> _Required work_
Word for word, restate the listing that follows and leave out the images.

> _Information_
*** Block opens ***

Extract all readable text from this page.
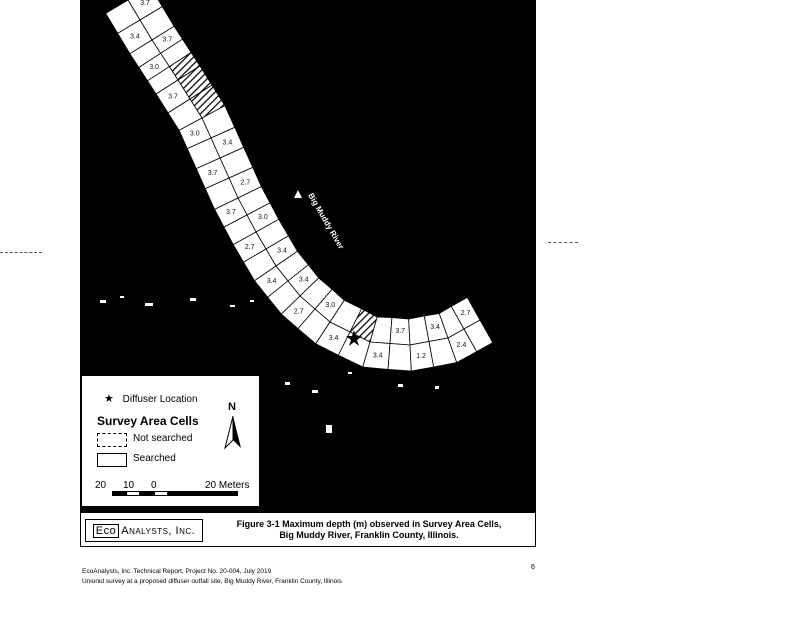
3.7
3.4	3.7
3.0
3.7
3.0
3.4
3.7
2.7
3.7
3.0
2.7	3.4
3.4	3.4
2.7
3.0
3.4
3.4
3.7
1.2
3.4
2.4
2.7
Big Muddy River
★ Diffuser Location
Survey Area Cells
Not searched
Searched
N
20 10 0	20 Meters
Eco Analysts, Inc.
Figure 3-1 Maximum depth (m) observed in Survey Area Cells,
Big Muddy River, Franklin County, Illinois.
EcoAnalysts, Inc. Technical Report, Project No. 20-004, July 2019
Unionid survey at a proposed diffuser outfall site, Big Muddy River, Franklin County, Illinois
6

*** Block closes ***

> _Exercise solution_
Extract all readable text from this page.
3.7
3.4	3.7
3.0
3.7
3.0
3.4
3.7
2.7
3.7
3.0
2.7	3.4
3.4	3.4
2.7
3.0
3.4
3.4
3.7
1.2
3.4
2.4
2.7
Big Muddy River
★ Diffuser Location
Survey Area Cells
Not searched
Searched
N
20 10 0	20 Meters
Eco Analysts, Inc.
Figure 3-1 Maximum depth (m) observed in Survey Area Cells,
Big Muddy River, Franklin County, Illinois.
EcoAnalysts, Inc. Technical Report, Project No. 20-004, July 2019
Unionid survey at a proposed diffuser outfall site, Big Muddy River, Franklin County, Illinois
6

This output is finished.